Exercise directions: List, from the lines below, each one with "Lösungsvorschlag" in it.

Stored data:
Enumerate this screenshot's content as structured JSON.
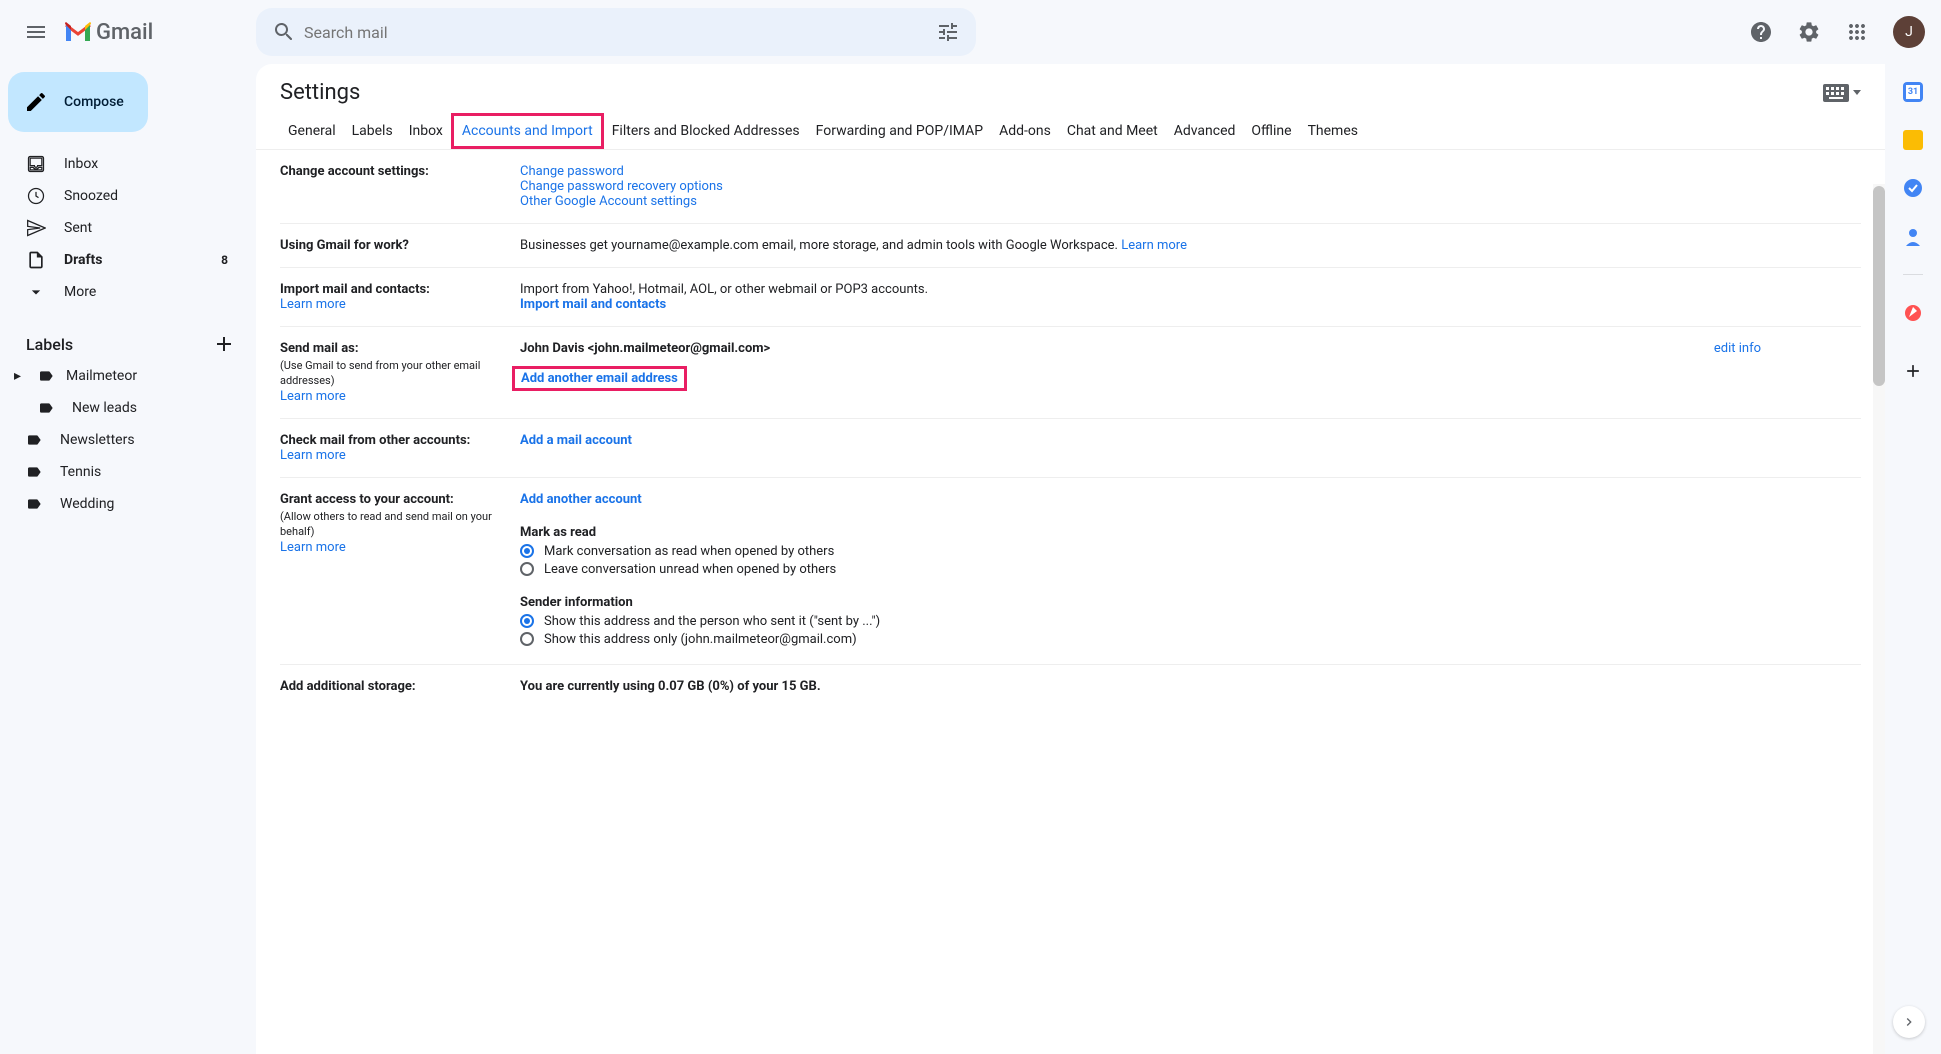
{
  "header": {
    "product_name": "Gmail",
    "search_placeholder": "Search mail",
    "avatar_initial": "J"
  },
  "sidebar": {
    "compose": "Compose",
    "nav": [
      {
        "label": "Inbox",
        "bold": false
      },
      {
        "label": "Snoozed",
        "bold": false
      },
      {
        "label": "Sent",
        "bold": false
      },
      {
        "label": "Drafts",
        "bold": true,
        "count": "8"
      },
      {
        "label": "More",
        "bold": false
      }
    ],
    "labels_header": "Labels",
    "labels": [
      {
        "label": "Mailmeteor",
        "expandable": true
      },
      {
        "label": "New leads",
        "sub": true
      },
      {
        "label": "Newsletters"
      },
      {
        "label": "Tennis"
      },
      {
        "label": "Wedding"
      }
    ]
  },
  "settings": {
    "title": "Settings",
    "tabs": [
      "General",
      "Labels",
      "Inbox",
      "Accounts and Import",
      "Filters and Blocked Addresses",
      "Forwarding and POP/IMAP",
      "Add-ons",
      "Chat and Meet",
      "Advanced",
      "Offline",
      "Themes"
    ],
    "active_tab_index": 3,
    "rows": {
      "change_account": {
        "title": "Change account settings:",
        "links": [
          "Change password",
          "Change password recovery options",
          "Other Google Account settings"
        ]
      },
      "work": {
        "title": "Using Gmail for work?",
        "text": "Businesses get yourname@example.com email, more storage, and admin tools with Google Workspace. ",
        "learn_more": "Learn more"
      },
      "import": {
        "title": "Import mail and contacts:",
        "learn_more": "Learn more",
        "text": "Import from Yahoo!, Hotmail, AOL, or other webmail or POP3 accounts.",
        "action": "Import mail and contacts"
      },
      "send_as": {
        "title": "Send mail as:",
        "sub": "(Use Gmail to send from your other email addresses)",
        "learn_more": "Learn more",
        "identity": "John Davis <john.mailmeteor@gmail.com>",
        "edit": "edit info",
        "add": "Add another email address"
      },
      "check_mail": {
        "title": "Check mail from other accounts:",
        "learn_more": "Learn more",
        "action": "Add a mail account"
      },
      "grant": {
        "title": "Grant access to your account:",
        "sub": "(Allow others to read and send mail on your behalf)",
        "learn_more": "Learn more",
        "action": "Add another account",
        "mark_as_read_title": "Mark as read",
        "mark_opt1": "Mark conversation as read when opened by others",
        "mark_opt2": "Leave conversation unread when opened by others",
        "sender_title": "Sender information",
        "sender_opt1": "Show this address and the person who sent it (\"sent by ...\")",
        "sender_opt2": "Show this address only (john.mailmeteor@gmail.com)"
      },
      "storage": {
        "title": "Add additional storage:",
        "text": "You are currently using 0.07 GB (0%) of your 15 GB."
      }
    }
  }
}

--

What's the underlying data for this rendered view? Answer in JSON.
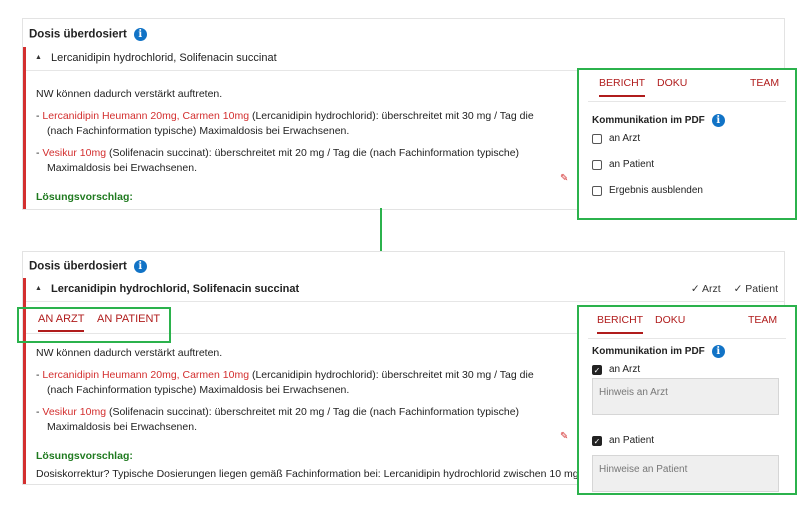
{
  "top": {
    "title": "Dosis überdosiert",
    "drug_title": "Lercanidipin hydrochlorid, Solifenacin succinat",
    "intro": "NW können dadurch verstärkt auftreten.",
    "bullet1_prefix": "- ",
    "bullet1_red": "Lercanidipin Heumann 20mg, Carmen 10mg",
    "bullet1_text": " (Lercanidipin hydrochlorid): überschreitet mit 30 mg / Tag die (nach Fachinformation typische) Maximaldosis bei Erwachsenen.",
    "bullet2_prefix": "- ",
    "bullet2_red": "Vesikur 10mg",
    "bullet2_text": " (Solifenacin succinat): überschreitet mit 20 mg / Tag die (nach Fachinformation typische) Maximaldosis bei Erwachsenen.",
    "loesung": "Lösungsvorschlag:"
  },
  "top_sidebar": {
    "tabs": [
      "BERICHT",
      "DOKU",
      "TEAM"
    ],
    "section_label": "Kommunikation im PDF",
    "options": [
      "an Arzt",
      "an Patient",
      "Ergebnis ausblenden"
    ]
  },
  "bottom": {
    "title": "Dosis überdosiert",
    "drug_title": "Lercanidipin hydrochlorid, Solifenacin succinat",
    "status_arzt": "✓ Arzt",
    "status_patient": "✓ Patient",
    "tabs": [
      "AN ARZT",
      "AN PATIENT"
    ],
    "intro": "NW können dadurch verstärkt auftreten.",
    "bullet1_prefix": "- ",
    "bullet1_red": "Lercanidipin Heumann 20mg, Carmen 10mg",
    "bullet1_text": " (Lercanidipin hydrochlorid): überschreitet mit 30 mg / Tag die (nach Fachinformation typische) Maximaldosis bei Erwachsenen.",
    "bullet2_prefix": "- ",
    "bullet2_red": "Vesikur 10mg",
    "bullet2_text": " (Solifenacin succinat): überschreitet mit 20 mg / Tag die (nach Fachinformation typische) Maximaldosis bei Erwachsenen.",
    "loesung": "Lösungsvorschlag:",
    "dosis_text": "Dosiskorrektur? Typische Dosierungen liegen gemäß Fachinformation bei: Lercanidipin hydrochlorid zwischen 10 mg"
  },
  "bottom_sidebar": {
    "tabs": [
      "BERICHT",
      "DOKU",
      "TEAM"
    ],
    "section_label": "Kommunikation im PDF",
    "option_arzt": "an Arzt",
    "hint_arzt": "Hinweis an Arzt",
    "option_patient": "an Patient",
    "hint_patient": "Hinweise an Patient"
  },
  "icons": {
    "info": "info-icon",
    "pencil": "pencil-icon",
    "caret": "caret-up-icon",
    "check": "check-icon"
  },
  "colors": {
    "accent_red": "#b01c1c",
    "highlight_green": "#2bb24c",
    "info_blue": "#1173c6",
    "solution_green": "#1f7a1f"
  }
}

Result:
    "loesung": "Lösungsvorschlag:"
    "loesung": "Lösungsvorschlag:",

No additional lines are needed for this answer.